> [DIRECTION] What follows is a listing to be transcribed exactly.

> [PROVIDED INFORMATION]
** start **

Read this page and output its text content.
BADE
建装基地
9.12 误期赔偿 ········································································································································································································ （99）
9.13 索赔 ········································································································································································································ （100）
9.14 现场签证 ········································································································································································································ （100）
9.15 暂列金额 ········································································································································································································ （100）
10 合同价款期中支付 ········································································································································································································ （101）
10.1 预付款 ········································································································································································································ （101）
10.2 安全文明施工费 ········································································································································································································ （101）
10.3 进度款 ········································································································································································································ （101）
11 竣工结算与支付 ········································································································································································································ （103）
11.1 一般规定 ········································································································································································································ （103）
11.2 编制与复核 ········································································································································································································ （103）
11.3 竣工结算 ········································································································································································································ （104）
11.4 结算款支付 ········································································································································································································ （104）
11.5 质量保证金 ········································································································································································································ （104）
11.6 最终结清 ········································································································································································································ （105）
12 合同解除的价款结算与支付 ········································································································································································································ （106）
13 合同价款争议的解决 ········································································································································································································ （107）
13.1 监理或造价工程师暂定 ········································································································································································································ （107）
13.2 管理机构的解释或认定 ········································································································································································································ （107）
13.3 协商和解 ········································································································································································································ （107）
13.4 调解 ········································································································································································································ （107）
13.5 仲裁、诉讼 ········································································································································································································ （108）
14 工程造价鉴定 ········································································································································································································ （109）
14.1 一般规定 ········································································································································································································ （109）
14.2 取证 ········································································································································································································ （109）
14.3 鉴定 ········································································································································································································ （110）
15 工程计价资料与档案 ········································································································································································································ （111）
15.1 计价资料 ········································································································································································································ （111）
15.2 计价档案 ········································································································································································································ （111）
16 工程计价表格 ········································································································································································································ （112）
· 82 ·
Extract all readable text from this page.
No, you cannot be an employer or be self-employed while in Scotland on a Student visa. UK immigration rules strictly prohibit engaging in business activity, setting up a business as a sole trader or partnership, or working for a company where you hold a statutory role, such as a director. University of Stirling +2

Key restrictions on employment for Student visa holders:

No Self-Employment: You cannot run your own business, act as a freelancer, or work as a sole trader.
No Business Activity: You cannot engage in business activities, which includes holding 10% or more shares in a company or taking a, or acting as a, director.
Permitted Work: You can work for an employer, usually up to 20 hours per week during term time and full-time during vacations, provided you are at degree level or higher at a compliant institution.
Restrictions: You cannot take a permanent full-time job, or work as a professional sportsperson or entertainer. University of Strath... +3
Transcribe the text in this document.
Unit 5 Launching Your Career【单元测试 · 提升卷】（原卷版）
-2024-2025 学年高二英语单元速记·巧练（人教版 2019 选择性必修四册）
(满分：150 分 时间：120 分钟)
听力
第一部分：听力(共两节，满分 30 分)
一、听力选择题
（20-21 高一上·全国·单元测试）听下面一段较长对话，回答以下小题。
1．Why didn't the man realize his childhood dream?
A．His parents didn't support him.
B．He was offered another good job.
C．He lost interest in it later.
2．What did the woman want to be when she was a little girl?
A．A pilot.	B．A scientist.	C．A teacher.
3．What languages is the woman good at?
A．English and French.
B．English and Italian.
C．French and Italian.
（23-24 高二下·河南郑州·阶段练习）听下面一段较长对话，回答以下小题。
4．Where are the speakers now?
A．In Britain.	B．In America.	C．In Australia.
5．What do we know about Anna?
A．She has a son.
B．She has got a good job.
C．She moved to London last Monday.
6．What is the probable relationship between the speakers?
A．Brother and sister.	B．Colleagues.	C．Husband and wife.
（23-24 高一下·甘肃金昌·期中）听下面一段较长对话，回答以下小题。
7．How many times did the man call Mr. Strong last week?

** end **

> [SOLUTION TO THIS TASK]
Read this page and output its text content.
BADE
建装基地
9.12 误期赔偿 ········································································································································································································ （99）
9.13 索赔 ········································································································································································································ （100）
9.14 现场签证 ········································································································································································································ （100）
9.15 暂列金额 ········································································································································································································ （100）
10 合同价款期中支付 ········································································································································································································ （101）
10.1 预付款 ········································································································································································································ （101）
10.2 安全文明施工费 ········································································································································································································ （101）
10.3 进度款 ········································································································································································································ （101）
11 竣工结算与支付 ········································································································································································································ （103）
11.1 一般规定 ········································································································································································································ （103）
11.2 编制与复核 ········································································································································································································ （103）
11.3 竣工结算 ········································································································································································································ （104）
11.4 结算款支付 ········································································································································································································ （104）
11.5 质量保证金 ········································································································································································································ （104）
11.6 最终结清 ········································································································································································································ （105）
12 合同解除的价款结算与支付 ········································································································································································································ （106）
13 合同价款争议的解决 ········································································································································································································ （107）
13.1 监理或造价工程师暂定 ········································································································································································································ （107）
13.2 管理机构的解释或认定 ········································································································································································································ （107）
13.3 协商和解 ········································································································································································································ （107）
13.4 调解 ········································································································································································································ （107）
13.5 仲裁、诉讼 ········································································································································································································ （108）
14 工程造价鉴定 ········································································································································································································ （109）
14.1 一般规定 ········································································································································································································ （109）
14.2 取证 ········································································································································································································ （109）
14.3 鉴定 ········································································································································································································ （110）
15 工程计价资料与档案 ········································································································································································································ （111）
15.1 计价资料 ········································································································································································································ （111）
15.2 计价档案 ········································································································································································································ （111）
16 工程计价表格 ········································································································································································································ （112）
· 82 ·
Extract all readable text from this page.
No, you cannot be an employer or be self-employed while in Scotland on a Student visa. UK immigration rules strictly prohibit engaging in business activity, setting up a business as a sole trader or partnership, or working for a company where you hold a statutory role, such as a director. University of Stirling +2

Key restrictions on employment for Student visa holders:

No Self-Employment: You cannot run your own business, act as a freelancer, or work as a sole trader.
No Business Activity: You cannot engage in business activities, which includes holding 10% or more shares in a company or taking a, or acting as a, director.
Permitted Work: You can work for an employer, usually up to 20 hours per week during term time and full-time during vacations, provided you are at degree level or higher at a compliant institution.
Restrictions: You cannot take a permanent full-time job, or work as a professional sportsperson or entertainer. University of Strath... +3
Transcribe the text in this document.
Unit 5 Launching Your Career【单元测试 · 提升卷】（原卷版）
-2024-2025 学年高二英语单元速记·巧练（人教版 2019 选择性必修四册）
(满分：150 分 时间：120 分钟)
听力
第一部分：听力(共两节，满分 30 分)
一、听力选择题
（20-21 高一上·全国·单元测试）听下面一段较长对话，回答以下小题。
1．Why didn't the man realize his childhood dream?
A．His parents didn't support him.
B．He was offered another good job.
C．He lost interest in it later.
2．What did the woman want to be when she was a little girl?
A．A pilot.	B．A scientist.	C．A teacher.
3．What languages is the woman good at?
A．English and French.
B．English and Italian.
C．French and Italian.
（23-24 高二下·河南郑州·阶段练习）听下面一段较长对话，回答以下小题。
4．Where are the speakers now?
A．In Britain.	B．In America.	C．In Australia.
5．What do we know about Anna?
A．She has a son.
B．She has got a good job.
C．She moved to London last Monday.
6．What is the probable relationship between the speakers?
A．Brother and sister.	B．Colleagues.	C．Husband and wife.
（23-24 高一下·甘肃金昌·期中）听下面一段较长对话，回答以下小题。
7．How many times did the man call Mr. Strong last week?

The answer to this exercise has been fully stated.